DOCUMENT SEGMENT

+ + +

But that's how you do it.
You give people no more promotion.
You let them know that you're no longer going to be relevant.
You exile them to an island somewhere offshore.
Hoover used to send people to Montana, but Montana is beautiful.
So you have to send them somewhere else.
And you don't want to send them to Alaska because Alaska is beautiful.
So send them to Guam or Puerto Rico, send them somewhere where they can just waste away and they will retire and they'll go.
The rationale is you can't fire them even with cause and they can't contest a transfer because it's part of what they signed off on.
Yeah, there's a mobility agreement.
So just like anybody that's joined the military that knows what a mobility agreement is, there are certain federal jobs where they give you a mobility agreement that says that you serve at the needs of the agency that you work for in the place the agency says your job is most needed.
And so the FBI director would 100% be able to say, your job is now to report in 90 days or less to Puerto Rico in the middle of the island.
And we need you to go out there and keep an eye on the Arecibo freaking radio transmitter and just look for, I don't know, pterodactyls and look for Velociraptors every day, go walk around in the jungle and come back and give us a report.
And that could be your job.
So that's why you would send them to these places.
But am I not, and again, steelmanning, but I don't think they've done it adequately.
At one point, Cash was saying how they're moving people out of the Washington field office into the field.
Yeah.
And I was like, oh, what he did is he canceled the 18, there was, there's all these, what are called TDYs or temporary duty assignments.
And the way that FBI headquarters, which is an atrocious place to work, it's like really depressing and nobody wants to go there.
The way they used to do it is they would incentivize people with a pay bump.
So you would go from the field as a GS13, which is what I worked at.
They'll give you the next grade, which is like a 10-year bump in pay, to go and work as a GS-14 at the Hoover building.
And you would work there for 18 months.
It was a long-term temporary duty assignment.
Then you could either step down in that area, you could go back to your old job, or you could try to find a promotion back into like the field as a supervisor and you would keep that GS-14 pay bump.
So you'd be able to jump 10 years worth of promotions in 18 months.
That was the gig.
And what Cash did is he canceled the 18-month program.
So they already removed the pay incentive where you got to keep the 18-month, like for 18 months, you get paid higher.
Then you go back to the field, you'd lose the 18, the 10-year bump.
So that already got done under Chris Ray.
But what Cash did is he just discontinued the 18-month TDYs and they didn't renew any new ones.
So all the people that were working at Hoover that were there temporarily to staff the building up, they just got sent somewhere else.
They went back to their offices, but he didn't send anybody back to the field.
He just stopped bringing people into Hoover, which is something they've been doing for years.
And again, this is all like real nuanced, like nerdy policy stuff.
But this is why knowing what we're talking about matters and why institutional knowledge there matters.
And, you know, he's messaging something that sounds good, but it's not.
No, as far as from my, I say limited understanding, I was like, oh, this is his, I don't say code, but this is the descriptive way of saying he's doing what some of us had suggested would have been the idea.

+ + +

Stored dataset items
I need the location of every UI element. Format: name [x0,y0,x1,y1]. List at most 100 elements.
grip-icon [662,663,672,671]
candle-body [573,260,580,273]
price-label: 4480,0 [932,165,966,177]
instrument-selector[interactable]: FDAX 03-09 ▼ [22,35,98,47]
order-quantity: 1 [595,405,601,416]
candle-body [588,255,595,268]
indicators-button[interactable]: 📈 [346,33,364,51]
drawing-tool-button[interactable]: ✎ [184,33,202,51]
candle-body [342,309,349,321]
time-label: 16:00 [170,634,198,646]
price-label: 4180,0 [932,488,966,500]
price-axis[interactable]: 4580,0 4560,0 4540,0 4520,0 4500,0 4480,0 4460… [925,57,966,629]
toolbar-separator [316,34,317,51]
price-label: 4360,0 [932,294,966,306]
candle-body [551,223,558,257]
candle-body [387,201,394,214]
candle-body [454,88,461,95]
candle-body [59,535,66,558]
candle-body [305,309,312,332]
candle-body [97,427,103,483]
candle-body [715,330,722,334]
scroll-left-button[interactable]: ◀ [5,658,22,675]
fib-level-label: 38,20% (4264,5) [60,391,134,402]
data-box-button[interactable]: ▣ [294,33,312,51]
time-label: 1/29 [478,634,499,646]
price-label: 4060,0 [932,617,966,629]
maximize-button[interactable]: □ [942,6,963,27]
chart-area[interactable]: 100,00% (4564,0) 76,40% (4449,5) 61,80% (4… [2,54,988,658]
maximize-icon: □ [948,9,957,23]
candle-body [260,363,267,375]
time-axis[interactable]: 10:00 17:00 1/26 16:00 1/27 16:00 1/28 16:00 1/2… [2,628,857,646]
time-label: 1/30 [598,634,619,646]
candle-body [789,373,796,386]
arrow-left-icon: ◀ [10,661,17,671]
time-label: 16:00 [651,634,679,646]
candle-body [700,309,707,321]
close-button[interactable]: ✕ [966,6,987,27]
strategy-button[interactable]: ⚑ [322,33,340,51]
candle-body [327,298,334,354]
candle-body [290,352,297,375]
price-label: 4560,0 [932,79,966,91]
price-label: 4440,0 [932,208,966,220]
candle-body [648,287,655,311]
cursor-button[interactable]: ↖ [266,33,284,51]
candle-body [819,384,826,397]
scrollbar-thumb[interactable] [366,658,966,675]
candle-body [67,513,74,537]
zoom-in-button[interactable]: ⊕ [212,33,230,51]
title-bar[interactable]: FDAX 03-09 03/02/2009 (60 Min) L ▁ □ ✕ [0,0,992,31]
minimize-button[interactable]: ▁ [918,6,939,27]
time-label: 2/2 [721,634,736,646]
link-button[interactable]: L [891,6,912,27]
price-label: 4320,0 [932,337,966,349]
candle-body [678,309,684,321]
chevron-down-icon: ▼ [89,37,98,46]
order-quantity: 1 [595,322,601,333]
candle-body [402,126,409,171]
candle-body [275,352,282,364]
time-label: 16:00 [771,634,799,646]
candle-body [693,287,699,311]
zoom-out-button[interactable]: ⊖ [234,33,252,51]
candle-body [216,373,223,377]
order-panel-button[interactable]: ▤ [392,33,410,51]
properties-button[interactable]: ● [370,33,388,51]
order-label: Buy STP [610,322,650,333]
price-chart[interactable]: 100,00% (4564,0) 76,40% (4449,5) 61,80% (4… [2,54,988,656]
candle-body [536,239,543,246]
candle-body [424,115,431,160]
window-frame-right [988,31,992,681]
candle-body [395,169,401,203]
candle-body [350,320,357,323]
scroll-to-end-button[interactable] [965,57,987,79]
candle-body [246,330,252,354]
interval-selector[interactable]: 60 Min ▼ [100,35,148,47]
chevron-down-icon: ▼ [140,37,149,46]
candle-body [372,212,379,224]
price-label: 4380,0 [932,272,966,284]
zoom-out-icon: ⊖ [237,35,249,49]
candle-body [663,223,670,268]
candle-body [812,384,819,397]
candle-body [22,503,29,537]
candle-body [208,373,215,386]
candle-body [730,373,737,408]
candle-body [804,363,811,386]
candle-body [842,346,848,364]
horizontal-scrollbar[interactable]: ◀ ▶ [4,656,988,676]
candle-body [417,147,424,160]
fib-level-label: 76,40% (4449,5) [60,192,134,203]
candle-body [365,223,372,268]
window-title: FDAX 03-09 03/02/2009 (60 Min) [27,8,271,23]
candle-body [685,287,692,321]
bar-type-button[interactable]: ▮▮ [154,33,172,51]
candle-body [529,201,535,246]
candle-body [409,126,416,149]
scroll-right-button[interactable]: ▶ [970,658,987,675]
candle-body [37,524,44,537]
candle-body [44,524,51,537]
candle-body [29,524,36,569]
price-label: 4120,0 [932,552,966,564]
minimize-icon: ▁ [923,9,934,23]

+ + +

SET PROBLEM A
From the FBI transcript, print the part that begins with the words containing "And the way" and ends with "for 18 months.".
SET PROBLEM B
According to the FBI transcript, at what pay grade did the speaker work in the field?
SET PROBLEM C
Name every place the FBI transcript mentions as a possible destination for sending unwanted employees away.

COMPLETE RESPONSE A
And the way that FBI headquarters, which is an atrocious place to work, it's like really depressing and nobody wants to go there.
The way they used to do it is they would incentivize people with a pay bump.
So you would go from the field as a GS13, which is what I worked at.
They'll give you the next grade, which is like a 10-year bump in pay, to go and work as a GS-14 at the Hoover building.
And you would work there for 18 months.

COMPLETE RESPONSE B
GS13

COMPLETE RESPONSE C
Montana, Alaska, Guam, Puerto Rico